=== ENTRIES SUPPLIED ===
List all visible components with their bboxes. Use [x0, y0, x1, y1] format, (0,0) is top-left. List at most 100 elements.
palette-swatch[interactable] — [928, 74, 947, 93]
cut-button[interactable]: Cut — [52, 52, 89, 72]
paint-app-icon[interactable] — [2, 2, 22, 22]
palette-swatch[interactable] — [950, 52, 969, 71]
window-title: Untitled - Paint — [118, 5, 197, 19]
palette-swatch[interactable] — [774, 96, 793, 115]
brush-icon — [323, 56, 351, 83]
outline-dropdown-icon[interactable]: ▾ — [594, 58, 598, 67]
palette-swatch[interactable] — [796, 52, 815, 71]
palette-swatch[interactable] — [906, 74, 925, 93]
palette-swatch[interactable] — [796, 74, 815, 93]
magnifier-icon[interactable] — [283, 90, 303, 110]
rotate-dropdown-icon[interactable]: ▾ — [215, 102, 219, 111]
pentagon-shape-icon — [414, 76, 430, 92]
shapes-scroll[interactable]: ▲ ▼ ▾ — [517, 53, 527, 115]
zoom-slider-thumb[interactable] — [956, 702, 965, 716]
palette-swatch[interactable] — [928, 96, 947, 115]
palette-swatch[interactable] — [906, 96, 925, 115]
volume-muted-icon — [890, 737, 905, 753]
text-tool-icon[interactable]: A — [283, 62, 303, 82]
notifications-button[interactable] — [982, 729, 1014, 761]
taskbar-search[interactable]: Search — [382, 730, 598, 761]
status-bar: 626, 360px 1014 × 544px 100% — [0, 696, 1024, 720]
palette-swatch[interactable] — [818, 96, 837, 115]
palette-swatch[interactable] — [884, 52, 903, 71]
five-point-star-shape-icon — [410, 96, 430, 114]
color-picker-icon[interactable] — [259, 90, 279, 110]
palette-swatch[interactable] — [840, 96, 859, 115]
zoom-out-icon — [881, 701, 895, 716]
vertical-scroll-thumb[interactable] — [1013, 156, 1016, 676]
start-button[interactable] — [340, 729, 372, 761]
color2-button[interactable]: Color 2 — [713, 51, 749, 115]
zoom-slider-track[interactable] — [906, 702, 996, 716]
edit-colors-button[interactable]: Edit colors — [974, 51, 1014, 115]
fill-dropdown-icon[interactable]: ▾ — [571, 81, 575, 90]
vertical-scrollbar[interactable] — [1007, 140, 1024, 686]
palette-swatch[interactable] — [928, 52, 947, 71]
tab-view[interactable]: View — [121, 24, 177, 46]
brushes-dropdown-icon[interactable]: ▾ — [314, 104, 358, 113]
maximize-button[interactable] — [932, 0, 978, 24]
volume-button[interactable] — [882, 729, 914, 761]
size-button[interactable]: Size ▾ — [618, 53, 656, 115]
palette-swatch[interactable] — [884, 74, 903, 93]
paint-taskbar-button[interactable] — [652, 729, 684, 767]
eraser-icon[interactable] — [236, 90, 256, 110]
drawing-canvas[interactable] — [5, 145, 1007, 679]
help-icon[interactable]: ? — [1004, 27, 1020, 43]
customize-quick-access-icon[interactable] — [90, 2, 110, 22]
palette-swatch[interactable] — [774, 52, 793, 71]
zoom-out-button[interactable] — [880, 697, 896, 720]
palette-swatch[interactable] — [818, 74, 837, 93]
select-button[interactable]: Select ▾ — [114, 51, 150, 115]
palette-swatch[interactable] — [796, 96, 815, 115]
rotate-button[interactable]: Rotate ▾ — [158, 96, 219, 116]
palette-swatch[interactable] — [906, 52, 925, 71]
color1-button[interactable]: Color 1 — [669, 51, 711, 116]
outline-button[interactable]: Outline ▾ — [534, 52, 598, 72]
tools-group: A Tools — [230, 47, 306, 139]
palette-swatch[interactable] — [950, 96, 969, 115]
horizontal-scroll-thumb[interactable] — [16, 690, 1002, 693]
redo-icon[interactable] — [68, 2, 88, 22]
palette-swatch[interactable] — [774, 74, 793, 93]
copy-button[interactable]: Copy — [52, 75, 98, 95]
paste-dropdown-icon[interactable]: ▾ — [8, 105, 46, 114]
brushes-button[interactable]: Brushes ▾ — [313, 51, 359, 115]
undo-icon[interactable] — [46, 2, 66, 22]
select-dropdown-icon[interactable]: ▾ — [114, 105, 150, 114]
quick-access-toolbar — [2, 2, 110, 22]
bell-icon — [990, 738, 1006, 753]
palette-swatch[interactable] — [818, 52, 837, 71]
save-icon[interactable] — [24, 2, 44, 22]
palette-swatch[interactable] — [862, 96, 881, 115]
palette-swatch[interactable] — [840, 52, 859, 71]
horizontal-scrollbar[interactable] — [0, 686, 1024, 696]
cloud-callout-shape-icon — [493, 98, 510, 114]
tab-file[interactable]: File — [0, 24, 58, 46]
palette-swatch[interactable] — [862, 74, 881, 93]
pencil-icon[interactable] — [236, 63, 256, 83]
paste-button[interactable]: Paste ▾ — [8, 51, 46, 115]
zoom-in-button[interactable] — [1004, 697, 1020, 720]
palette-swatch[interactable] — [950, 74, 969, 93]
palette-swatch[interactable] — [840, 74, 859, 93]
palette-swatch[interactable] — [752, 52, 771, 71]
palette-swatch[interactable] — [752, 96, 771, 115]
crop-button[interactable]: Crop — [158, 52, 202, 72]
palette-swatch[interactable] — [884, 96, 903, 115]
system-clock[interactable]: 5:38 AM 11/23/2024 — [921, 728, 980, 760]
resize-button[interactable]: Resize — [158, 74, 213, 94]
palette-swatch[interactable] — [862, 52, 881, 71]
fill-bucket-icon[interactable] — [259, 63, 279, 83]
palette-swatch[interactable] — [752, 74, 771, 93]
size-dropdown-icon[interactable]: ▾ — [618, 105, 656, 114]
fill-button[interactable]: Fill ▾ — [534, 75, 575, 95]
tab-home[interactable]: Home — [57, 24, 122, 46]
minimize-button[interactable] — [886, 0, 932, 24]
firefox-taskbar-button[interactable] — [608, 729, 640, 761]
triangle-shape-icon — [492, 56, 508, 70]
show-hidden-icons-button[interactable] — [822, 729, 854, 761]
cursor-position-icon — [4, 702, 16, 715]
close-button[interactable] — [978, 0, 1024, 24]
===
=== ENTRIES SUPPLIED ===
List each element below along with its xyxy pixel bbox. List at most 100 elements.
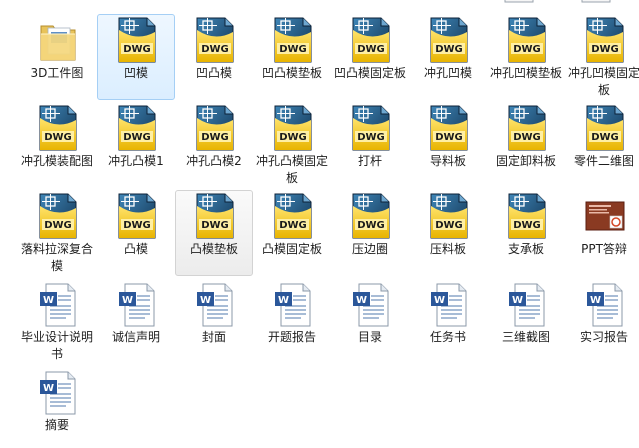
===
### WRITTEN EXERCISE
Recast the data above as a numbered list, from the line with "List all visible" up to and including the line with "magnifier-icon[interactable] — [283, 90, 303, 110]", leaving out any blank lines.

### OUTPUT BELOW
1. List all visible components with their bboxes. Use [x0, y0, x1, y1] format, (0,0) is top-left. List at most 100 elements.
2. palette-swatch[interactable] — [928, 74, 947, 93]
3. cut-button[interactable]: Cut — [52, 52, 89, 72]
4. paint-app-icon[interactable] — [2, 2, 22, 22]
5. palette-swatch[interactable] — [950, 52, 969, 71]
6. window-title: Untitled - Paint — [118, 5, 197, 19]
7. palette-swatch[interactable] — [774, 96, 793, 115]
8. brush-icon — [323, 56, 351, 83]
9. outline-dropdown-icon[interactable]: ▾ — [594, 58, 598, 67]
10. palette-swatch[interactable] — [796, 52, 815, 71]
11. palette-swatch[interactable] — [906, 74, 925, 93]
12. palette-swatch[interactable] — [796, 74, 815, 93]
13. magnifier-icon[interactable] — [283, 90, 303, 110]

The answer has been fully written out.